▶ What to do
1 - In the learning analytics passage, why must stakeholders be informed before the questions Gardner raised can be taken up? Explain in one to three sentences.
2 - Reproduce the learning analytics passage from "To try and mitigate" to "they are given.".

▶ Selection
>>>

To try and mitigate this we need to ensure that all key stakeholders are starting to ask (and answering) the questions Gardner raised in his presentation. What are the really useful “analytics” which can help me as a learner, teacher, administrator, etc? Which systems provide that data just now ? How can/do these stakeholders access and share the data in meaningful ways? How can we improve and build on these systems in ways which take into account the complexity of learning? Or as Gardner said, how can we start framing systems and questions around wisdom? But before we can do any of that we need to make sure that our stakeholders are informed enough to take a stand, and not just have to accept whatever system they are given.

At CETIS we are about to embark on an analytics landscape study, which we are calling an Analytics Reconnoitre. We are going to look at the field of learning analytics from a holistic perspective, review recent work and (hopefully) produce some pragmatic briefings on the who, where, why, what and when’s of learning analytics and point to useful resources and real world examples. This will build and complement work already funded by JISC such as the Relationship Management Programme, the Business Intelligence Infokit and the Activity Data Programme synthesis. We’ll also be looking to emerging communities of practice, both here in the UK and internationally to join up on thinking and future developments. Hopefully this work will contribute to the growing body of knowledge and experience in the field of learning analytics and well as raising some key questions (and hopefully some answers) around around its many facets.

<<<

▶ Material shown
>>>

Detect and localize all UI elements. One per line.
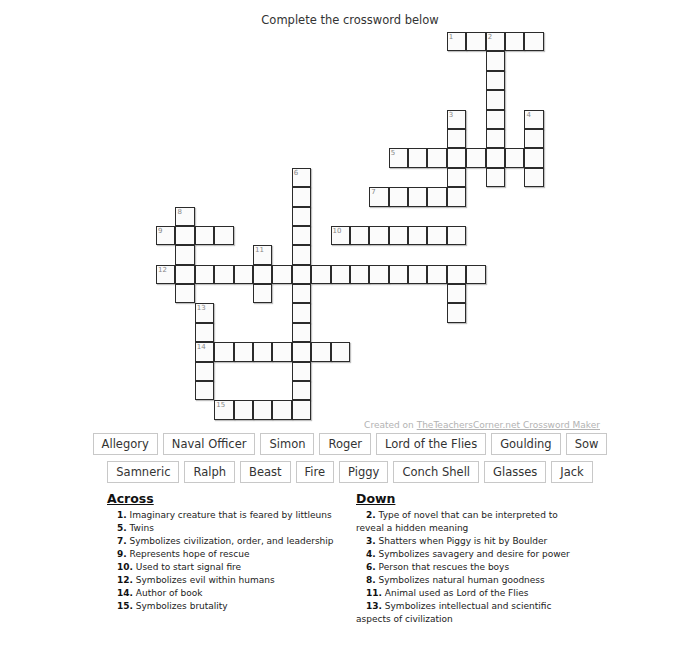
grid-cell[interactable] bbox=[214, 342, 233, 361]
word-bank-item: Ralph bbox=[184, 461, 235, 483]
grid-cell[interactable] bbox=[486, 129, 505, 148]
down-header: Down bbox=[356, 491, 624, 506]
grid-cell[interactable] bbox=[447, 168, 466, 187]
clue-item-text: Symbolizes brutality bbox=[136, 601, 228, 611]
grid-cell[interactable] bbox=[253, 342, 272, 361]
grid-cell[interactable] bbox=[331, 342, 350, 361]
word-bank-row-2: SamnericRalphBeastFirePiggyConch ShellGl… bbox=[0, 461, 700, 483]
clue-number: 9 bbox=[158, 227, 162, 235]
grid-cell[interactable] bbox=[447, 303, 466, 322]
grid-cell[interactable] bbox=[486, 51, 505, 70]
clue-item: 11. Animal used as Lord of the Flies bbox=[356, 587, 624, 600]
grid-cell[interactable] bbox=[234, 265, 253, 284]
grid-cell[interactable] bbox=[253, 284, 272, 303]
clue-number: 2 bbox=[488, 33, 492, 41]
grid-cell[interactable] bbox=[175, 245, 194, 264]
grid-cell[interactable]: 3 bbox=[447, 110, 466, 129]
clue-number: 11 bbox=[255, 246, 264, 254]
grid-cell[interactable] bbox=[427, 148, 446, 167]
grid-cell[interactable] bbox=[331, 265, 350, 284]
grid-cell[interactable] bbox=[466, 265, 485, 284]
clue-item-text: Symbolizes intellectual and scientific a… bbox=[356, 601, 551, 624]
grid-cell[interactable] bbox=[311, 342, 330, 361]
credit-line: Created on TheTeachersCorner.net Crosswo… bbox=[0, 420, 600, 430]
word-bank-item: Beast bbox=[240, 461, 291, 483]
across-clues-section: Across 1. Imaginary creature that is fea… bbox=[107, 491, 357, 613]
word-bank-row-1: AllegoryNaval OfficerSimonRogerLord of t… bbox=[0, 433, 700, 455]
clue-item-text: Author of book bbox=[136, 588, 203, 598]
word-bank-item: Conch Shell bbox=[393, 461, 479, 483]
grid-cell[interactable] bbox=[427, 265, 446, 284]
clue-number: 7 bbox=[371, 188, 375, 196]
grid-cell[interactable] bbox=[272, 265, 291, 284]
grid-cell[interactable] bbox=[447, 129, 466, 148]
grid-cell[interactable] bbox=[292, 342, 311, 361]
clue-item-text: Represents hope of rescue bbox=[130, 549, 250, 559]
clue-item-text: Imaginary creature that is feared by lit… bbox=[130, 510, 332, 520]
grid-cell[interactable]: 10 bbox=[331, 226, 350, 245]
grid-cell[interactable] bbox=[486, 90, 505, 109]
grid-cell[interactable] bbox=[486, 168, 505, 187]
clue-item-text: Type of novel that can be interpreted to… bbox=[356, 510, 558, 533]
grid-cell[interactable] bbox=[234, 342, 253, 361]
grid-cell[interactable]: 4 bbox=[524, 110, 543, 129]
grid-cell[interactable] bbox=[408, 148, 427, 167]
word-bank-item: Allegory bbox=[93, 433, 158, 455]
word-bank-item: Samneric bbox=[107, 461, 179, 483]
grid-cell[interactable] bbox=[292, 187, 311, 206]
grid-cell[interactable] bbox=[505, 32, 524, 51]
grid-cell[interactable] bbox=[447, 148, 466, 167]
clue-item: 3. Shatters when Piggy is hit by Boulder bbox=[356, 535, 624, 548]
word-bank-item: Jack bbox=[551, 461, 592, 483]
clue-item-number: 3. bbox=[366, 536, 376, 546]
grid-cell[interactable] bbox=[427, 187, 446, 206]
grid-cell[interactable]: 1 bbox=[447, 32, 466, 51]
clue-item-text: Twins bbox=[130, 523, 154, 533]
grid-cell[interactable] bbox=[524, 168, 543, 187]
clue-item-number: 10. bbox=[117, 562, 133, 572]
clue-item-number: 7. bbox=[117, 536, 127, 546]
grid-cell[interactable] bbox=[292, 400, 311, 419]
word-bank-item: Goulding bbox=[491, 433, 561, 455]
clue-item: 13. Symbolizes intellectual and scientif… bbox=[356, 600, 624, 626]
grid-cell[interactable] bbox=[486, 110, 505, 129]
grid-cell[interactable] bbox=[505, 148, 524, 167]
grid-cell[interactable]: 11 bbox=[253, 245, 272, 264]
grid-cell[interactable] bbox=[195, 323, 214, 342]
grid-cell[interactable] bbox=[486, 71, 505, 90]
grid-cell[interactable] bbox=[389, 265, 408, 284]
grid-cell[interactable]: 6 bbox=[292, 168, 311, 187]
grid-cell[interactable] bbox=[253, 400, 272, 419]
clue-item-number: 9. bbox=[117, 549, 127, 559]
grid-cell[interactable] bbox=[195, 226, 214, 245]
clue-item-number: 8. bbox=[366, 575, 376, 585]
grid-cell[interactable] bbox=[350, 226, 369, 245]
clue-item: 6. Person that rescues the boys bbox=[356, 561, 624, 574]
grid-cell[interactable] bbox=[408, 226, 427, 245]
grid-cell[interactable] bbox=[292, 362, 311, 381]
grid-cell[interactable] bbox=[466, 32, 485, 51]
grid-cell[interactable]: 13 bbox=[195, 303, 214, 322]
grid-cell[interactable] bbox=[311, 265, 330, 284]
across-header: Across bbox=[107, 491, 357, 506]
word-bank-item: Naval Officer bbox=[163, 433, 256, 455]
grid-cell[interactable]: 5 bbox=[389, 148, 408, 167]
clue-item: 8. Symbolizes natural human goodness bbox=[356, 574, 624, 587]
clue-item-number: 11. bbox=[366, 588, 382, 598]
clue-number: 8 bbox=[177, 208, 181, 216]
grid-cell[interactable] bbox=[486, 148, 505, 167]
grid-cell[interactable] bbox=[524, 32, 543, 51]
clue-number: 13 bbox=[197, 304, 206, 312]
clue-item-number: 15. bbox=[117, 601, 133, 611]
grid-cell[interactable] bbox=[369, 226, 388, 245]
grid-cell[interactable] bbox=[195, 362, 214, 381]
grid-cell[interactable] bbox=[175, 265, 194, 284]
grid-cell[interactable] bbox=[447, 265, 466, 284]
grid-cell[interactable] bbox=[427, 226, 446, 245]
grid-cell[interactable] bbox=[350, 265, 369, 284]
word-bank-item: Simon bbox=[260, 433, 314, 455]
page-title: Complete the crossword below bbox=[0, 13, 700, 27]
clue-number: 5 bbox=[391, 149, 395, 157]
grid-cell[interactable] bbox=[292, 245, 311, 264]
grid-cell[interactable] bbox=[195, 265, 214, 284]
clue-number: 12 bbox=[158, 266, 167, 274]
grid-cell[interactable] bbox=[175, 226, 194, 245]
grid-cell[interactable]: 9 bbox=[156, 226, 175, 245]
grid-cell[interactable] bbox=[292, 207, 311, 226]
grid-cell[interactable] bbox=[292, 265, 311, 284]
grid-cell[interactable] bbox=[447, 187, 466, 206]
clue-item: 12. Symbolizes evil within humans bbox=[107, 574, 357, 587]
crossword-page: Complete the crossword below 12345678910… bbox=[0, 0, 700, 663]
clue-item-number: 1. bbox=[117, 510, 127, 520]
word-bank-item: Glasses bbox=[484, 461, 546, 483]
grid-cell[interactable] bbox=[466, 148, 485, 167]
clue-item: 5. Twins bbox=[107, 522, 357, 535]
grid-cell[interactable] bbox=[292, 284, 311, 303]
grid-cell[interactable] bbox=[234, 400, 253, 419]
clue-item-text: Symbolizes savagery and desire for power bbox=[379, 549, 570, 559]
clue-item-number: 14. bbox=[117, 588, 133, 598]
clue-item-number: 2. bbox=[366, 510, 376, 520]
grid-cell[interactable] bbox=[447, 284, 466, 303]
clue-item: 9. Represents hope of rescue bbox=[107, 548, 357, 561]
grid-cell[interactable] bbox=[292, 381, 311, 400]
grid-cell[interactable] bbox=[214, 226, 233, 245]
crossword-grid: 123456789101112131415 bbox=[156, 32, 544, 420]
grid-cell[interactable]: 7 bbox=[369, 187, 388, 206]
grid-cell[interactable] bbox=[292, 226, 311, 245]
word-bank-item: Piggy bbox=[339, 461, 388, 483]
clue-item-text: Animal used as Lord of the Flies bbox=[385, 588, 529, 598]
grid-cell[interactable] bbox=[253, 265, 272, 284]
clue-item-text: Symbolizes civilization, order, and lead… bbox=[130, 536, 334, 546]
word-bank-item: Roger bbox=[319, 433, 371, 455]
clue-item: 7. Symbolizes civilization, order, and l… bbox=[107, 535, 357, 548]
grid-cell[interactable] bbox=[272, 342, 291, 361]
clue-number: 6 bbox=[294, 169, 298, 177]
clue-item-text: Shatters when Piggy is hit by Boulder bbox=[379, 536, 548, 546]
grid-cell[interactable] bbox=[175, 284, 194, 303]
clue-item: 15. Symbolizes brutality bbox=[107, 600, 357, 613]
clue-number: 4 bbox=[526, 111, 530, 119]
word-bank-item: Fire bbox=[296, 461, 335, 483]
credit-prefix: Created on bbox=[364, 420, 417, 430]
grid-cell[interactable] bbox=[292, 303, 311, 322]
word-bank-item: Lord of the Flies bbox=[376, 433, 486, 455]
grid-cell[interactable] bbox=[524, 148, 543, 167]
clue-number: 15 bbox=[216, 401, 225, 409]
clue-number: 1 bbox=[449, 33, 453, 41]
down-clue-list: 2. Type of novel that can be interpreted… bbox=[356, 509, 624, 626]
clue-number: 10 bbox=[333, 227, 342, 235]
grid-cell[interactable]: 2 bbox=[486, 32, 505, 51]
clue-item: 4. Symbolizes savagery and desire for po… bbox=[356, 548, 624, 561]
clue-item-text: Used to start signal fire bbox=[136, 562, 241, 572]
grid-cell[interactable] bbox=[408, 265, 427, 284]
grid-cell[interactable] bbox=[369, 265, 388, 284]
clue-item: 14. Author of book bbox=[107, 587, 357, 600]
clue-item-number: 13. bbox=[366, 601, 382, 611]
grid-cell[interactable] bbox=[389, 226, 408, 245]
grid-cell[interactable] bbox=[389, 187, 408, 206]
clue-item-number: 5. bbox=[117, 523, 127, 533]
clue-item-number: 4. bbox=[366, 549, 376, 559]
clue-item-number: 12. bbox=[117, 575, 133, 585]
grid-cell[interactable]: 14 bbox=[195, 342, 214, 361]
grid-cell[interactable] bbox=[214, 265, 233, 284]
grid-cell[interactable] bbox=[195, 381, 214, 400]
clue-item-text: Person that rescues the boys bbox=[379, 562, 510, 572]
grid-cell[interactable] bbox=[447, 226, 466, 245]
grid-cell[interactable]: 12 bbox=[156, 265, 175, 284]
word-bank-item: Sow bbox=[566, 433, 608, 455]
clue-item: 10. Used to start signal fire bbox=[107, 561, 357, 574]
clue-item-text: Symbolizes evil within humans bbox=[136, 575, 275, 585]
clue-item-text: Symbolizes natural human goodness bbox=[379, 575, 545, 585]
grid-cell[interactable] bbox=[408, 187, 427, 206]
clue-item: 1. Imaginary creature that is feared by … bbox=[107, 509, 357, 522]
grid-cell[interactable] bbox=[524, 129, 543, 148]
grid-cell[interactable] bbox=[272, 400, 291, 419]
clue-number: 3 bbox=[449, 111, 453, 119]
down-clues-section: Down 2. Type of novel that can be interp… bbox=[356, 491, 624, 626]
grid-cell[interactable] bbox=[292, 323, 311, 342]
grid-cell[interactable]: 8 bbox=[175, 207, 194, 226]
clue-number: 14 bbox=[197, 343, 206, 351]
across-clue-list: 1. Imaginary creature that is feared by … bbox=[107, 509, 357, 613]
clue-item-number: 6. bbox=[366, 562, 376, 572]
grid-cell[interactable]: 15 bbox=[214, 400, 233, 419]
credit-link[interactable]: TheTeachersCorner.net Crossword Maker bbox=[417, 420, 600, 430]
clue-item: 2. Type of novel that can be interpreted… bbox=[356, 509, 624, 535]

<<<

▶ Solutions in order
1 - Stakeholders need to be informed enough to take a stand. Otherwise they have to accept whatever system they are given.

2 -
To try and mitigate this we need to ensure that all key stakeholders are starting to ask (and answering) the questions Gardner raised in his presentation. What are the really useful “analytics” which can help me as a learner, teacher, administrator, etc? Which systems provide that data just now ? How can/do these stakeholders access and share the data in meaningful ways? How can we improve and build on these systems in ways which take into account the complexity of learning? Or as Gardner said, how can we start framing systems and questions around wisdom? But before we can do any of that we need to make sure that our stakeholders are informed enough to take a stand, and not just have to accept whatever system they are given.